• [EXERCISE BRIEF] List each line of the data that holds the string "проводится", please.
_ _ _
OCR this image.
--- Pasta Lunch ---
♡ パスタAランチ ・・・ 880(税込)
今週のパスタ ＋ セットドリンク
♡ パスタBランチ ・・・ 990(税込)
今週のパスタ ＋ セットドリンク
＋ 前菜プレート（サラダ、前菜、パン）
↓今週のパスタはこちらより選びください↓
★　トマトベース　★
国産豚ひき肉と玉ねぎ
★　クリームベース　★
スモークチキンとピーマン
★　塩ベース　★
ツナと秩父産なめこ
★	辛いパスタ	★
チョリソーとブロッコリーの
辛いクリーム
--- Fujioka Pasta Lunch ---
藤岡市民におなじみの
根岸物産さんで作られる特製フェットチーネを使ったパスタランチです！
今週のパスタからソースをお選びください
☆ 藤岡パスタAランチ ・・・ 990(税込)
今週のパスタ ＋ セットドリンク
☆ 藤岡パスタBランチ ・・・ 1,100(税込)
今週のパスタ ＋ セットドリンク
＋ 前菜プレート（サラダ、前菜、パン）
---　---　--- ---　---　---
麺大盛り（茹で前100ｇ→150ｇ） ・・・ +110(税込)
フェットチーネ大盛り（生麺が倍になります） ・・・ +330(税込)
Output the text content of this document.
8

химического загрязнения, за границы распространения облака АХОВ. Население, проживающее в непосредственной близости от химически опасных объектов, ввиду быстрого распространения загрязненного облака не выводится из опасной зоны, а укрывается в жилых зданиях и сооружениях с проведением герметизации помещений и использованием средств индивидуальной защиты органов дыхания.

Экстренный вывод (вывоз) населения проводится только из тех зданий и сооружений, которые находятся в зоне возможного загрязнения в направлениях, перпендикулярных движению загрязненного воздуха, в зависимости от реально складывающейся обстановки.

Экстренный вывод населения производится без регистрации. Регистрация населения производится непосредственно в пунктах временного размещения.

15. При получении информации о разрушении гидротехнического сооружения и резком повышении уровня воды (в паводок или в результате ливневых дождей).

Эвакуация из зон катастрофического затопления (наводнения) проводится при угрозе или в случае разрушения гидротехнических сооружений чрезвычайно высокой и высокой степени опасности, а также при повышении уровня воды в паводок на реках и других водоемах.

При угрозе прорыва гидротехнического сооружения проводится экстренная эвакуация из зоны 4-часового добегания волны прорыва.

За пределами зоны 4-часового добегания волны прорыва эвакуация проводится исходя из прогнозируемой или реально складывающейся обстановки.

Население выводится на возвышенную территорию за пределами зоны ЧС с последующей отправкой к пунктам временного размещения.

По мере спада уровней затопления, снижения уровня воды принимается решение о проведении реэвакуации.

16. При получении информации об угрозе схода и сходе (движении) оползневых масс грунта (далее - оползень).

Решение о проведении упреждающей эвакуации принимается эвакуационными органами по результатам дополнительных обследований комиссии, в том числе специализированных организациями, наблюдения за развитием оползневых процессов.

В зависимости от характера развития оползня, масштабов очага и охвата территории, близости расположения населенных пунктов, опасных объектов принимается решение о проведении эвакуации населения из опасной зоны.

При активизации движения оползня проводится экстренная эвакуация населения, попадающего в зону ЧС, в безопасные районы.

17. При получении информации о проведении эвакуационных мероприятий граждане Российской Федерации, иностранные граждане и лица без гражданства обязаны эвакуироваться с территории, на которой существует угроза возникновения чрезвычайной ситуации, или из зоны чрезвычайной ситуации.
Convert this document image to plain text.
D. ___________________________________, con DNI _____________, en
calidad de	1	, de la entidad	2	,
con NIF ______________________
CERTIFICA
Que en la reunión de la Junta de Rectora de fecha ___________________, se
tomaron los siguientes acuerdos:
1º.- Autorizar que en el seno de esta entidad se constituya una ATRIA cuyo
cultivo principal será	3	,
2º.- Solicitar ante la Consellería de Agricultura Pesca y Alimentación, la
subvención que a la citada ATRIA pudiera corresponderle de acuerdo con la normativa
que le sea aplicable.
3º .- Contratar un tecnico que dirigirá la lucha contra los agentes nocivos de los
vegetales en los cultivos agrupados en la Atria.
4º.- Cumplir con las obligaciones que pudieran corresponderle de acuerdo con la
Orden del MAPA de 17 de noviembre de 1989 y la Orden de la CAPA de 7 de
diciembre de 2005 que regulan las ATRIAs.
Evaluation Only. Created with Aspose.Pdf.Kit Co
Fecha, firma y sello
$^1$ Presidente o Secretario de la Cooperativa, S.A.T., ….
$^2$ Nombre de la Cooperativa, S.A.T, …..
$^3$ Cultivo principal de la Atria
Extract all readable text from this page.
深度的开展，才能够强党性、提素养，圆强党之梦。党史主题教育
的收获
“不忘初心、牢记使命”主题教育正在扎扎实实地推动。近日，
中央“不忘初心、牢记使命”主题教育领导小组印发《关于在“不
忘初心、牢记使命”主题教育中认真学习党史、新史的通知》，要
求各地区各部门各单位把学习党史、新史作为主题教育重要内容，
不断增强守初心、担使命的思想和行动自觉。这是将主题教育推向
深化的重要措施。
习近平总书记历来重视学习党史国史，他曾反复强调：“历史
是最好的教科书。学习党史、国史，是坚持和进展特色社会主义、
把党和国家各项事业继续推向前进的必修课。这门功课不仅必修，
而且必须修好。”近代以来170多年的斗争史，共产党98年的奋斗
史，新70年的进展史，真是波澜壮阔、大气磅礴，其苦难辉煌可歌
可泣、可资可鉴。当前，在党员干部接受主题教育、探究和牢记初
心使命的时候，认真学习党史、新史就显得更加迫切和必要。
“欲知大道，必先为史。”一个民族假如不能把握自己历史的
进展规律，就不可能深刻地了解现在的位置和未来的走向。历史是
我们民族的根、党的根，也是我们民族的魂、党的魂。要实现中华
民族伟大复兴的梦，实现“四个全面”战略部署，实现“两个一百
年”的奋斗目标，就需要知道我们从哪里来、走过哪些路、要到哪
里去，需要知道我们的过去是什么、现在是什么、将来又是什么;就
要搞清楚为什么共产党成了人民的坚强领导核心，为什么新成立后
_ _ _
• [THE OUTPUT]
Экстренный вывод (вывоз) населения проводится только из тех зданий и сооружений, которые находятся в зоне возможного загрязнения в направлениях, перпендикулярных движению загрязненного воздуха, в зависимости от реально складывающейся обстановки.
Эвакуация из зон катастрофического затопления (наводнения) проводится при угрозе или в случае разрушения гидротехнических сооружений чрезвычайно высокой и высокой степени опасности, а также при повышении уровня воды в паводок на реках и других водоемах.
При угрозе прорыва гидротехнического сооружения проводится экстренная эвакуация из зоны 4-часового добегания волны прорыва.
За пределами зоны 4-часового добегания волны прорыва эвакуация проводится исходя из прогнозируемой или реально складывающейся обстановки.
При активизации движения оползня проводится экстренная эвакуация населения, попадающего в зону ЧС, в безопасные районы.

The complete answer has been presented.